▶ WHAT THE TASK REQUIRES: Some lines in the listing below may include the string "bollinger". How many are there? Give only the number.

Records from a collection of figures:
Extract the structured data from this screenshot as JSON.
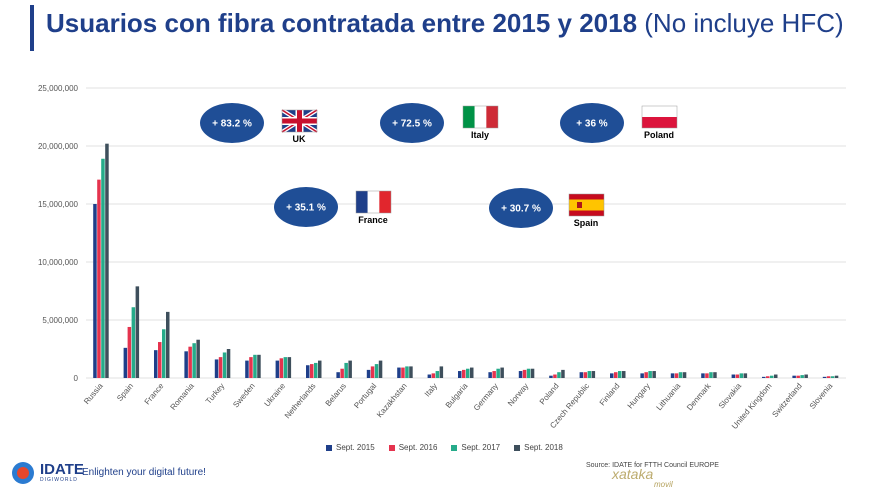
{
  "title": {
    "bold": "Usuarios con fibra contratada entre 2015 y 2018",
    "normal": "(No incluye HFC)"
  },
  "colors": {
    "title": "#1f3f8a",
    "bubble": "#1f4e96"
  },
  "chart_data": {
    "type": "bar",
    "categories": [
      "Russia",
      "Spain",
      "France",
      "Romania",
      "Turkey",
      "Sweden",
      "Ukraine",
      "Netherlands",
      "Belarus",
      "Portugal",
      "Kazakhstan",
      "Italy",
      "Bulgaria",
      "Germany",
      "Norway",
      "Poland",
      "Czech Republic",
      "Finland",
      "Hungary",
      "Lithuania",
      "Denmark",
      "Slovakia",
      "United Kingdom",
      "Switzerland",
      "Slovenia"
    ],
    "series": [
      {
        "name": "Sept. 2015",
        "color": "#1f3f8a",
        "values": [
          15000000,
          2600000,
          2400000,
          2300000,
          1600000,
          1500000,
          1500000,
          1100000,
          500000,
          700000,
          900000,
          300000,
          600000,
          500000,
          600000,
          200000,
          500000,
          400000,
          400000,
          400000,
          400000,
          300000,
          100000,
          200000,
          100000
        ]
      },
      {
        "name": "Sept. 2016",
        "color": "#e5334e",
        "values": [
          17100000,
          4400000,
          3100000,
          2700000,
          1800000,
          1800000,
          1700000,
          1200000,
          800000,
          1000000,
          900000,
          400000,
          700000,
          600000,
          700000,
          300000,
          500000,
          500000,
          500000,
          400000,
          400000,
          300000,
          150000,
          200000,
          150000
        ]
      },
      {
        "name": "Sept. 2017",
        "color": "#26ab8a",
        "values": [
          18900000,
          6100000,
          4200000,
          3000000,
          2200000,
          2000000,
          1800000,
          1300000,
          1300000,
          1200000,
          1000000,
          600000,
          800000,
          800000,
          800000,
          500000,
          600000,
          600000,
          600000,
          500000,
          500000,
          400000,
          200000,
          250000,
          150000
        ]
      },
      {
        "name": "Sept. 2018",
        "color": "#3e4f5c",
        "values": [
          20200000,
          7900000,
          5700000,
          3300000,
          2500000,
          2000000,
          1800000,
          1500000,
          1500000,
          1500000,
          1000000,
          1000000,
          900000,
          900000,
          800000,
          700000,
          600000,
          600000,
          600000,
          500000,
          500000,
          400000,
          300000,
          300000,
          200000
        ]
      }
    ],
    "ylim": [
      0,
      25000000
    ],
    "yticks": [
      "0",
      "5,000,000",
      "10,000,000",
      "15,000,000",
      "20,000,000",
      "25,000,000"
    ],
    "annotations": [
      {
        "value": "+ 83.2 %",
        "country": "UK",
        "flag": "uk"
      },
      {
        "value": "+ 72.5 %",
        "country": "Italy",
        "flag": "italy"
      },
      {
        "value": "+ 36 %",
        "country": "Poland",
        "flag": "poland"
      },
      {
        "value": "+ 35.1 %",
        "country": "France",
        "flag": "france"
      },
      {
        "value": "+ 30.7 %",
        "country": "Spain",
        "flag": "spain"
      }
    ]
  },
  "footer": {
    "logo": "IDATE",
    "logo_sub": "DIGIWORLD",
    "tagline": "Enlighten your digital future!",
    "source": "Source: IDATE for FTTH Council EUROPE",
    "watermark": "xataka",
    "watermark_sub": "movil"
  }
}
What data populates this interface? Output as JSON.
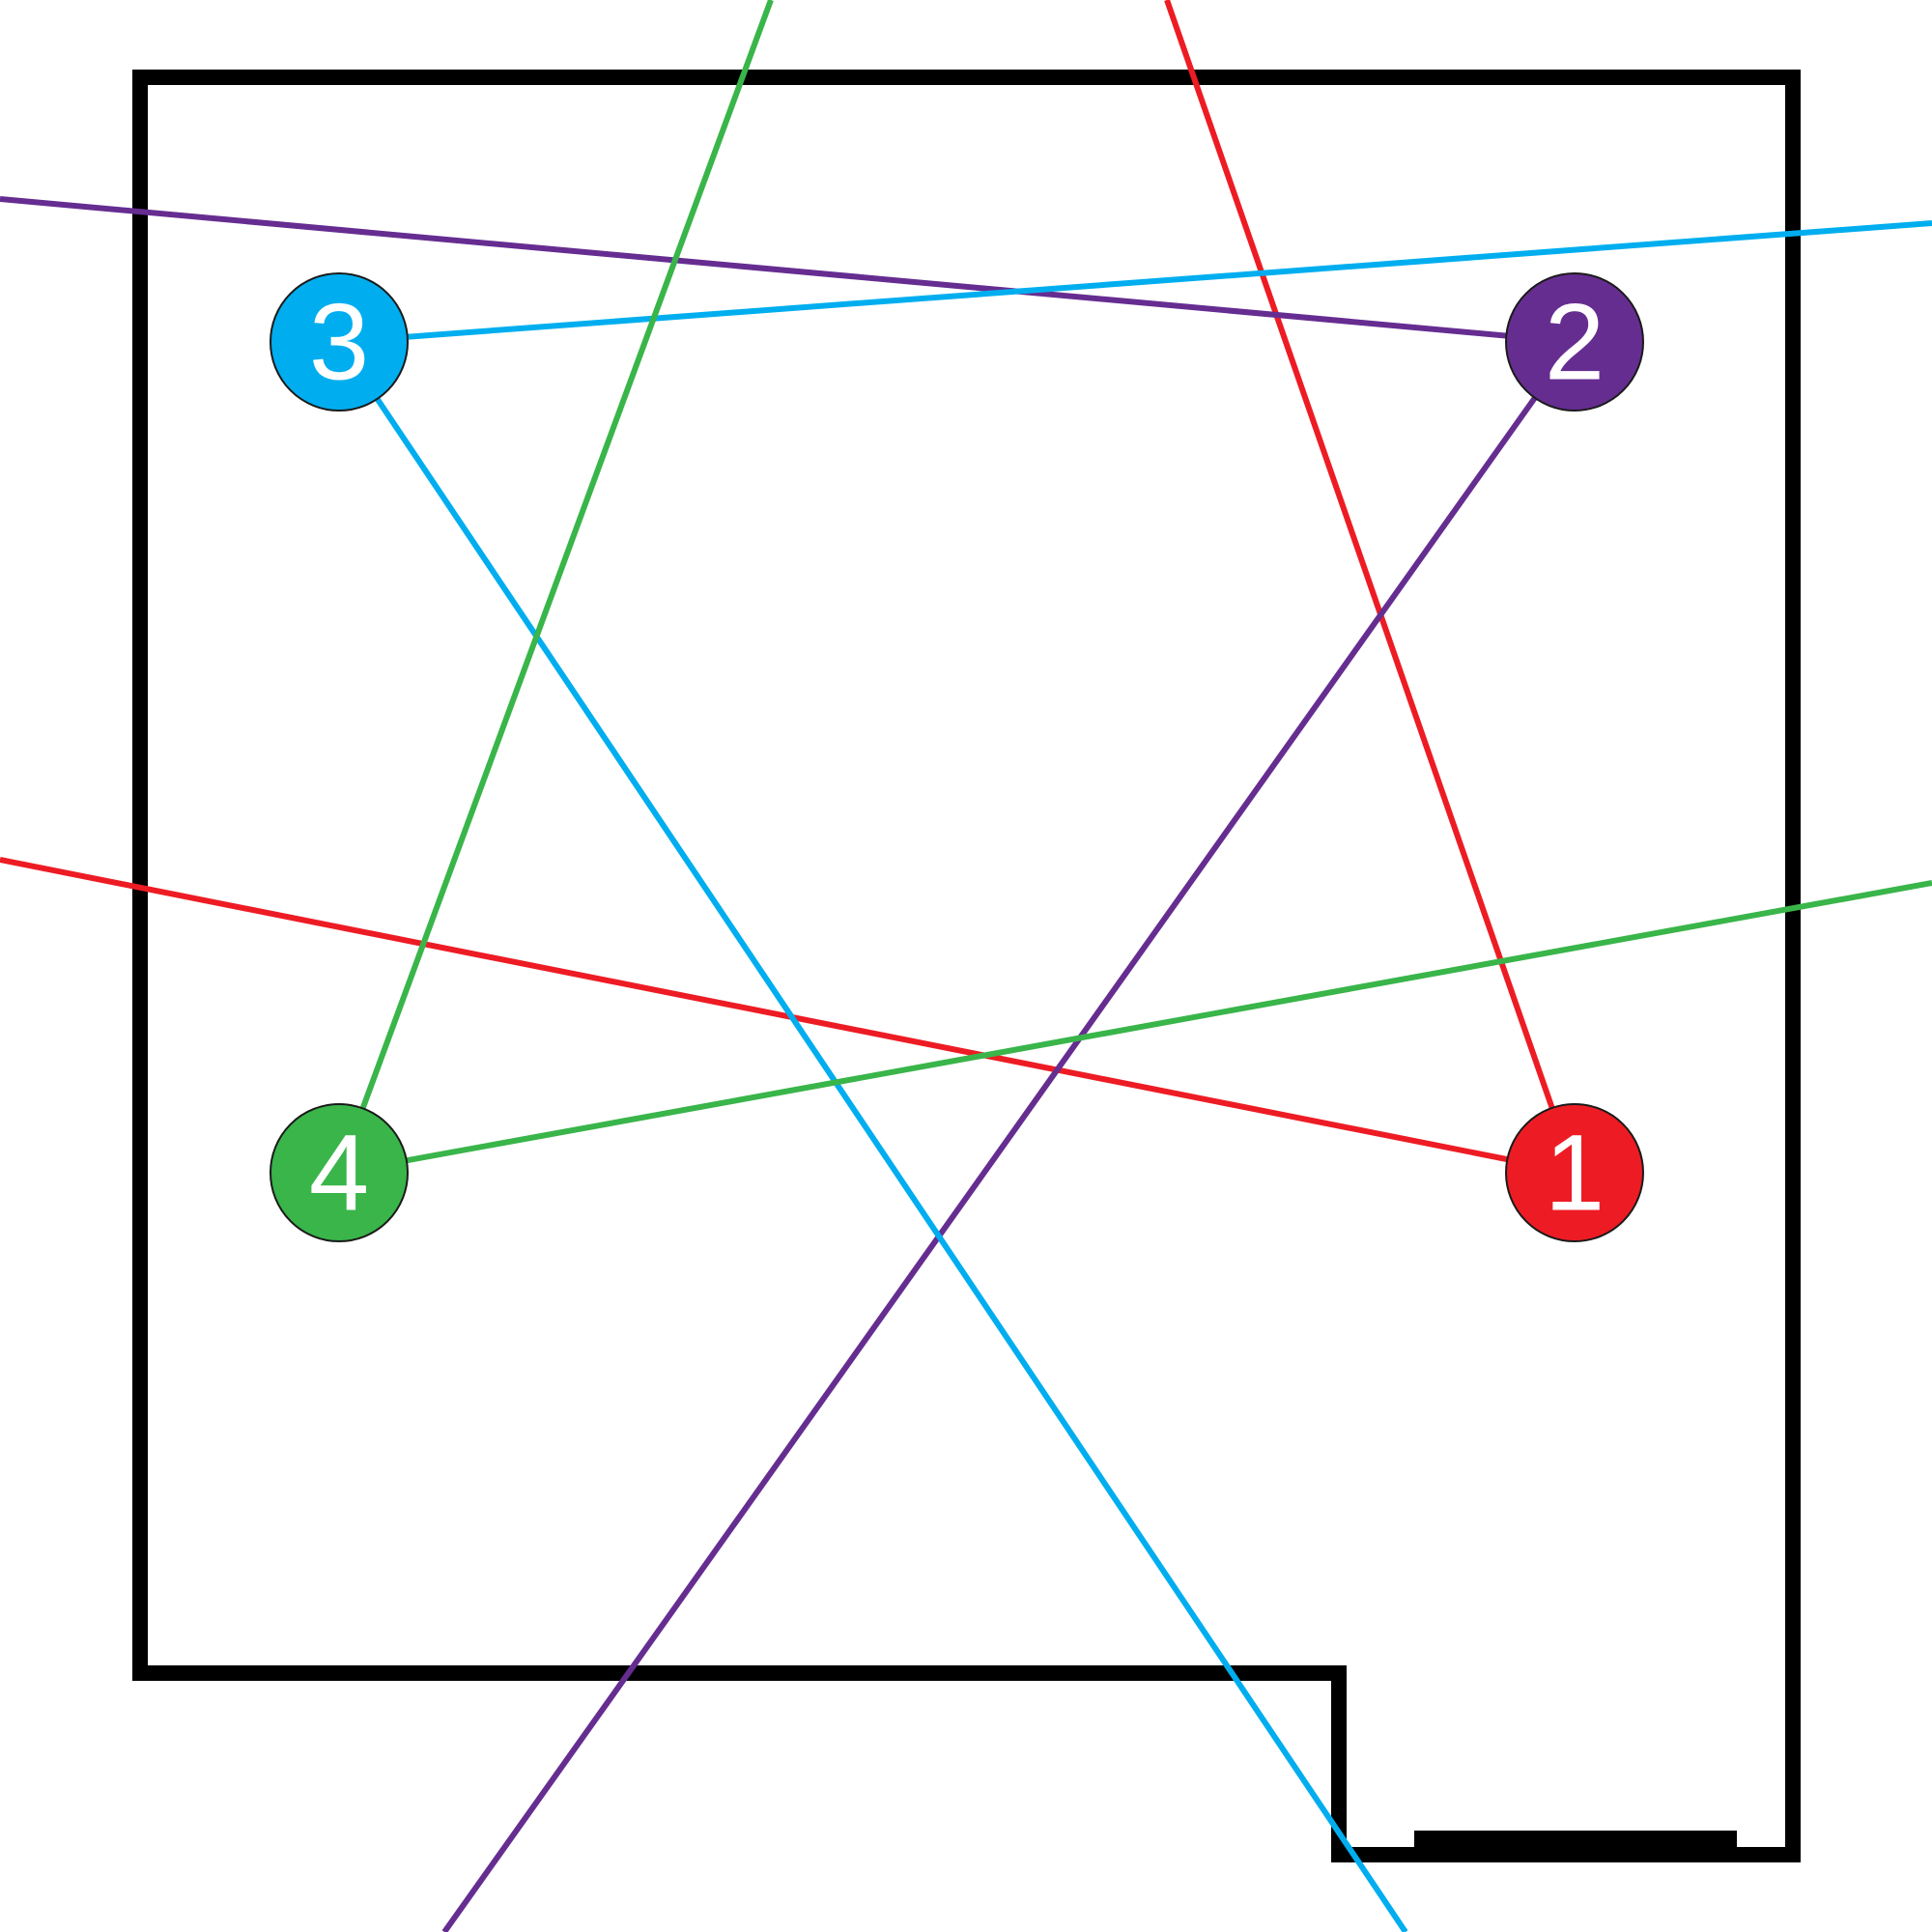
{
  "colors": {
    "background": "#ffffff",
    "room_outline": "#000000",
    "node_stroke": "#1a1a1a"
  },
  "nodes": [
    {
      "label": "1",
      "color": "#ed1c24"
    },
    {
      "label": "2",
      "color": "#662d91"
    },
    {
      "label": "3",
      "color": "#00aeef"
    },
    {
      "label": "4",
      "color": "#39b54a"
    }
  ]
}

...

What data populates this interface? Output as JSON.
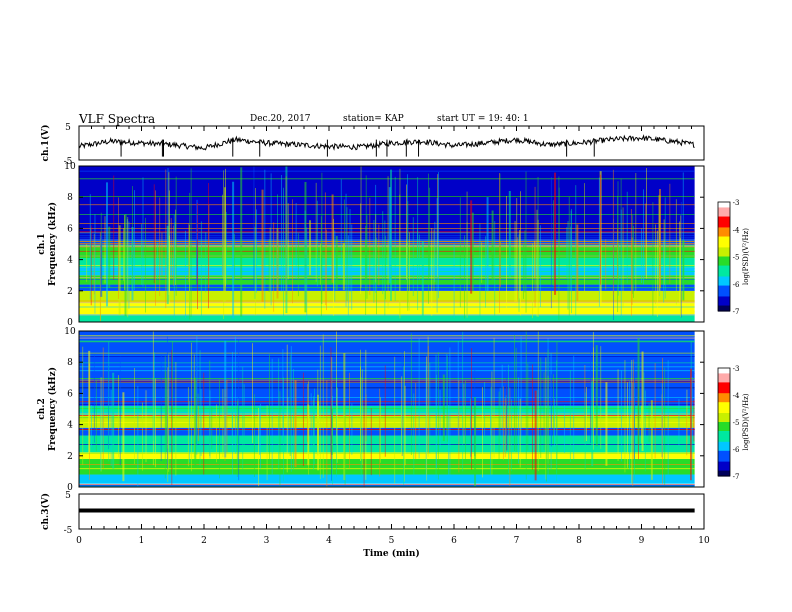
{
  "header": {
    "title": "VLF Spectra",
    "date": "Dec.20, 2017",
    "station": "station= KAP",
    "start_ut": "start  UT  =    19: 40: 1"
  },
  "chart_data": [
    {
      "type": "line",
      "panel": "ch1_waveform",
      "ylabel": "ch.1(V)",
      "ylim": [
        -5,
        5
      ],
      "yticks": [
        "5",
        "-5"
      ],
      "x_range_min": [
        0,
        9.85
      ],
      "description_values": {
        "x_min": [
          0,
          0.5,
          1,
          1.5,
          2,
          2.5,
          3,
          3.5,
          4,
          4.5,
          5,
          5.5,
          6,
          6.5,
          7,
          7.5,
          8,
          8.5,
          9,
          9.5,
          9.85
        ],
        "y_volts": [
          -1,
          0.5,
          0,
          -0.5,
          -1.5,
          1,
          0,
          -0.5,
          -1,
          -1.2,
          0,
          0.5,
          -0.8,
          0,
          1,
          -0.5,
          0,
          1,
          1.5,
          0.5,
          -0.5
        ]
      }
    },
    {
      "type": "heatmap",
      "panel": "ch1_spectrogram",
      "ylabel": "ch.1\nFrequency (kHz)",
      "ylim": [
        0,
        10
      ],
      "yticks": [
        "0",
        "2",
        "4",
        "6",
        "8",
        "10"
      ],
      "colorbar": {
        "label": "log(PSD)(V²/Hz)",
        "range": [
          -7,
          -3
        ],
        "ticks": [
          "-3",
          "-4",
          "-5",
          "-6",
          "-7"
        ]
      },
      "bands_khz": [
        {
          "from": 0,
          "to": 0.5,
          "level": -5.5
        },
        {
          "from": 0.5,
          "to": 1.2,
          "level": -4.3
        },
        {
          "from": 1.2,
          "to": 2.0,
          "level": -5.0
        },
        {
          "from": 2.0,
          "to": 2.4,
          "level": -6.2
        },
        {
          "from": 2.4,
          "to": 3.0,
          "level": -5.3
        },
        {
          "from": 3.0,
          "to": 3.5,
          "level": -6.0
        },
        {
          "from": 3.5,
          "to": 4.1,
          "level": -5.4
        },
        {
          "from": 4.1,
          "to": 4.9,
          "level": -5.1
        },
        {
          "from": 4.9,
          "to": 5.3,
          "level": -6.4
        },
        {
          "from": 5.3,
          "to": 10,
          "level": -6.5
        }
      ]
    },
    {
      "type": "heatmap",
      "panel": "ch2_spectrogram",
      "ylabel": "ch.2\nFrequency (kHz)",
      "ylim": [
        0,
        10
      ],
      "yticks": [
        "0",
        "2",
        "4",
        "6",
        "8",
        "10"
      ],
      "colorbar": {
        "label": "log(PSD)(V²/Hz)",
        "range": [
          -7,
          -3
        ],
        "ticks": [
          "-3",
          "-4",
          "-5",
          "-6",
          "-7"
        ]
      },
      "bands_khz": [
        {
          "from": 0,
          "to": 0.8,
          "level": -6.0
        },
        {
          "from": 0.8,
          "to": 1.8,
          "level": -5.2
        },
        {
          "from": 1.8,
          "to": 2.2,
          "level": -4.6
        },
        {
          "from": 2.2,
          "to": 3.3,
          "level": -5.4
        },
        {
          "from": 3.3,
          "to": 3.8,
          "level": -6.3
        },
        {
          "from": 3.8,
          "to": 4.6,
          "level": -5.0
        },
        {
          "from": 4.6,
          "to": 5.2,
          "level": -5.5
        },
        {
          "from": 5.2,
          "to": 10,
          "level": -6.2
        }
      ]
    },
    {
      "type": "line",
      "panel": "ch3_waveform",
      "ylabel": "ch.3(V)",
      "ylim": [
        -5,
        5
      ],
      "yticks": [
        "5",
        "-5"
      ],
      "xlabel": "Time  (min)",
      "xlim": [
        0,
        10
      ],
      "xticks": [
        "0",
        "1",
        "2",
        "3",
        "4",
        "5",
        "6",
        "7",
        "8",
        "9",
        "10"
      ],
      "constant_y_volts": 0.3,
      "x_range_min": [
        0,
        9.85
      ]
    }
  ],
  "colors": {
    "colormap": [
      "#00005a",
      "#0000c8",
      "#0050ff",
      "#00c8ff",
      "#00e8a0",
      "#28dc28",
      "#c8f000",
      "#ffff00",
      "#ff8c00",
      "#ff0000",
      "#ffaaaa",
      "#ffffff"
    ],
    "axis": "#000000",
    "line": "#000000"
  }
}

* * *

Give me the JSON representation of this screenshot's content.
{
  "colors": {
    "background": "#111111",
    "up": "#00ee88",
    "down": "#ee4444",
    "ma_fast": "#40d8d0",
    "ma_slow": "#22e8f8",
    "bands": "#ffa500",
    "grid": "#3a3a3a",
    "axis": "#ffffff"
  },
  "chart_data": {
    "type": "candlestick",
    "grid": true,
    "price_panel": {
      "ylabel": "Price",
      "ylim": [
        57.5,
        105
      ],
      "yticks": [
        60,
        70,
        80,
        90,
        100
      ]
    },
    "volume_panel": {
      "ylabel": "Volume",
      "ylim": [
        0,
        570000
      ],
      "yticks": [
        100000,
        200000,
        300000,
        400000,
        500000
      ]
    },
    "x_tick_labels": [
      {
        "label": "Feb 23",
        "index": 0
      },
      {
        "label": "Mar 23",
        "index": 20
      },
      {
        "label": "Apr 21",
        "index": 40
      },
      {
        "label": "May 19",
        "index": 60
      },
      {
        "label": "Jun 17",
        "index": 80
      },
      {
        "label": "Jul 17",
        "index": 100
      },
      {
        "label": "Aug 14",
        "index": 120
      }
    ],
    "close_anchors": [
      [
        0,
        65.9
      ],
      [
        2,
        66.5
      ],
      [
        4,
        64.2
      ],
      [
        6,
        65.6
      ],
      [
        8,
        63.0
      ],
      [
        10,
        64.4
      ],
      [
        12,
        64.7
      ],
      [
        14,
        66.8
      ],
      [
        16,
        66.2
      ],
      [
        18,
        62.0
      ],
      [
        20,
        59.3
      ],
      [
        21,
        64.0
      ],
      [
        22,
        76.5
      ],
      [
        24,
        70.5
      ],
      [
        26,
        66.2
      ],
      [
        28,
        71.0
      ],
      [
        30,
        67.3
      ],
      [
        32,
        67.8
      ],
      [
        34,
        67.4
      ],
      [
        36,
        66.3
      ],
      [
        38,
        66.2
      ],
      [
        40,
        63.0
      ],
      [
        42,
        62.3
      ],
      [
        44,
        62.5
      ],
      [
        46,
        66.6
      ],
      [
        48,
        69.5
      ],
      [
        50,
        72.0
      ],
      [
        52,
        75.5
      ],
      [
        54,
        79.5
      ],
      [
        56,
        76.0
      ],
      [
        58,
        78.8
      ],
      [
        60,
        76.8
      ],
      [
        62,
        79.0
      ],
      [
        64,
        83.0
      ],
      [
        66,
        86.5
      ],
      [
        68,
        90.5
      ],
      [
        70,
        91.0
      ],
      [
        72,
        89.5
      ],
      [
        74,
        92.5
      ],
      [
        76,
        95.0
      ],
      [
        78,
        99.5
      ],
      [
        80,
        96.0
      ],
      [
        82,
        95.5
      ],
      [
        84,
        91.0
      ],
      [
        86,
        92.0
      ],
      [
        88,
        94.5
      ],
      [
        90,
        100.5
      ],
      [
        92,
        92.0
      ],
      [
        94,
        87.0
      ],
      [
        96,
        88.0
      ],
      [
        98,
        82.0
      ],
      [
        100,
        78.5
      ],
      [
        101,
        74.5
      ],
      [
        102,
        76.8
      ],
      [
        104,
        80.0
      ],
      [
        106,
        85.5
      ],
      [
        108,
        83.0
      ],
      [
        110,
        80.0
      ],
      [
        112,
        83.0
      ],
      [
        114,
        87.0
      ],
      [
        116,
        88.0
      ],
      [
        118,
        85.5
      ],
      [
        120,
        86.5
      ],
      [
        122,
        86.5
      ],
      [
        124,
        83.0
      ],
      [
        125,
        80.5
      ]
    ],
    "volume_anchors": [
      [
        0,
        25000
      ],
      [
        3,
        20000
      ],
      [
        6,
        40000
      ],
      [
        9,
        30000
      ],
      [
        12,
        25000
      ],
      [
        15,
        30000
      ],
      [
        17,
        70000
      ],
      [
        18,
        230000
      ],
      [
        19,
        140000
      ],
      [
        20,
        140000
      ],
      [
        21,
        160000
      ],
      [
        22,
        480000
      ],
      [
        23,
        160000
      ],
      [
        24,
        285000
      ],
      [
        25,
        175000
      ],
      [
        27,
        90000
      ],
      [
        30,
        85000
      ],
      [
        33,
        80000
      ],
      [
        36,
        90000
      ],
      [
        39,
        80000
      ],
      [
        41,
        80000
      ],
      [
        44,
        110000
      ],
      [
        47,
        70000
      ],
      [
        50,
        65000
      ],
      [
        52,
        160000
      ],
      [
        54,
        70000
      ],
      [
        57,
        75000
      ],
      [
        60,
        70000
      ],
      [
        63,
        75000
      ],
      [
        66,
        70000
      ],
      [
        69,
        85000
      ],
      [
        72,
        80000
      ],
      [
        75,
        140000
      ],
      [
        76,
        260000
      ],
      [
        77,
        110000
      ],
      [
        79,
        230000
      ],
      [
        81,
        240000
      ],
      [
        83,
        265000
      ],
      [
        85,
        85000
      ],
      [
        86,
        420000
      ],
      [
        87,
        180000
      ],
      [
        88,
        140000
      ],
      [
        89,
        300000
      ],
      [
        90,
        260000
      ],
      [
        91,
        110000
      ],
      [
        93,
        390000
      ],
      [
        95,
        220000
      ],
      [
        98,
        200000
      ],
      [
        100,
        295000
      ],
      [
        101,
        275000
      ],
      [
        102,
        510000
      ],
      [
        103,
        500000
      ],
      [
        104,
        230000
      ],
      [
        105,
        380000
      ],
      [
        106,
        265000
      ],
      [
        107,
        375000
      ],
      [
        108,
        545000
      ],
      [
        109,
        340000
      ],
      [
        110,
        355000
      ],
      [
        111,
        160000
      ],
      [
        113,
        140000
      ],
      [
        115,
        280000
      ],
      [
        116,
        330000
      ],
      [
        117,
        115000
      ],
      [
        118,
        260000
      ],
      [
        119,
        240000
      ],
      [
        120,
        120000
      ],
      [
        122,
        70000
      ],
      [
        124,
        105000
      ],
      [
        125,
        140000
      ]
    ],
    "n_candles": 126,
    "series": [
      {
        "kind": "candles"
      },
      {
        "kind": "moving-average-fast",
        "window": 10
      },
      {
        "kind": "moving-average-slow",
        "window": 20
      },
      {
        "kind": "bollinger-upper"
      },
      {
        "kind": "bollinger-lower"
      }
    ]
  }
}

▶ THE OUTPUT: 2